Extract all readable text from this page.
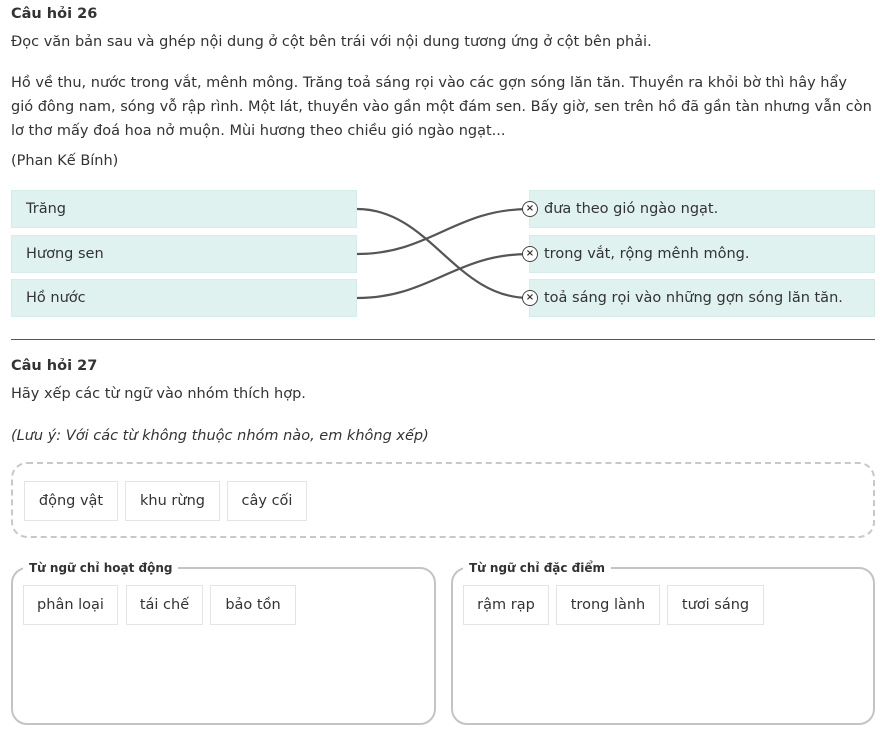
Câu hỏi 26
Đọc văn bản sau và ghép nội dung ở cột bên trái với nội dung tương ứng ở cột bên phải.
Hồ về thu, nước trong vắt, mênh mông. Trăng toả sáng rọi vào các gợn sóng lăn tăn. Thuyền ra khỏi bờ thì hây hẩy gió đông nam, sóng vỗ rập rình. Một lát, thuyền vào gần một đám sen. Bấy giờ, sen trên hồ đã gần tàn nhưng vẫn còn lơ thơ mấy đoá hoa nở muộn. Mùi hương theo chiều gió ngào ngạt...
(Phan Kế Bính)
Trăng
Hương sen
Hồ nước
× đưa theo gió ngào ngạt.
× trong vắt, rộng mênh mông.
× toả sáng rọi vào những gợn sóng lăn tăn.
Câu hỏi 27
Hãy xếp các từ ngữ vào nhóm thích hợp.
(Lưu ý: Với các từ không thuộc nhóm nào, em không xếp)
động vật	khu rừng	cây cối
Từ ngữ chỉ hoạt động
phân loại	tái chế	bảo tồn
Từ ngữ chỉ đặc điểm
rậm rạp	trong lành	tươi sáng
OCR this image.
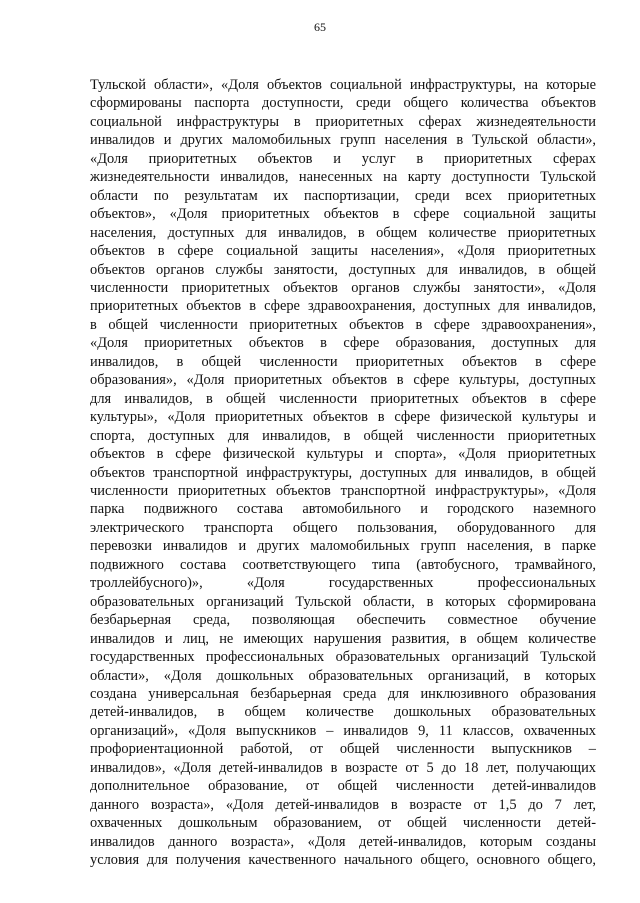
65
Тульской области», «Доля объектов социальной инфраструктуры, на которые
сформированы паспорта доступности, среди общего количества объектов
социальной инфраструктуры в приоритетных сферах жизнедеятельности
инвалидов и других маломобильных групп населения в Тульской области»,
«Доля приоритетных объектов и услуг в приоритетных сферах
жизнедеятельности инвалидов, нанесенных на карту доступности Тульской
области по результатам их паспортизации, среди всех приоритетных
объектов», «Доля приоритетных объектов в сфере социальной защиты
населения, доступных для инвалидов, в общем количестве приоритетных
объектов в сфере социальной защиты населения», «Доля приоритетных
объектов органов службы занятости, доступных для инвалидов, в общей
численности приоритетных объектов органов службы занятости», «Доля
приоритетных объектов в сфере здравоохранения, доступных для инвалидов,
в общей численности приоритетных объектов в сфере здравоохранения»,
«Доля приоритетных объектов в сфере образования, доступных для
инвалидов, в общей численности приоритетных объектов в сфере
образования», «Доля приоритетных объектов в сфере культуры, доступных
для инвалидов, в общей численности приоритетных объектов в сфере
культуры», «Доля приоритетных объектов в сфере физической культуры и
спорта, доступных для инвалидов, в общей численности приоритетных
объектов в сфере физической культуры и спорта», «Доля приоритетных
объектов транспортной инфраструктуры, доступных для инвалидов, в общей
численности приоритетных объектов транспортной инфраструктуры», «Доля
парка подвижного состава автомобильного и городского наземного
электрического транспорта общего пользования, оборудованного для
перевозки инвалидов и других маломобильных групп населения, в парке
подвижного состава соответствующего типа (автобусного, трамвайного,
троллейбусного)», «Доля государственных профессиональных
образовательных организаций Тульской области, в которых сформирована
безбарьерная среда, позволяющая обеспечить совместное обучение
инвалидов и лиц, не имеющих нарушения развития, в общем количестве
государственных профессиональных образовательных организаций Тульской
области», «Доля дошкольных образовательных организаций, в которых
создана универсальная безбарьерная среда для инклюзивного образования
детей-инвалидов, в общем количестве дошкольных образовательных
организаций», «Доля выпускников – инвалидов 9, 11 классов, охваченных
профориентационной работой, от общей численности выпускников –
инвалидов», «Доля детей-инвалидов в возрасте от 5 до 18 лет, получающих
дополнительное образование, от общей численности детей-инвалидов
данного возраста», «Доля детей-инвалидов в возрасте от 1,5 до 7 лет,
охваченных дошкольным образованием, от общей численности детей-
инвалидов данного возраста», «Доля детей-инвалидов, которым созданы
условия для получения качественного начального общего, основного общего,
┄┄┄┄┄┄┄┄┄┄┄┄┄┄┄┄┄┄┄┄
- Work required
Return the number of lines that include the word "данного", and nothing else.

- Solution to this exercise
2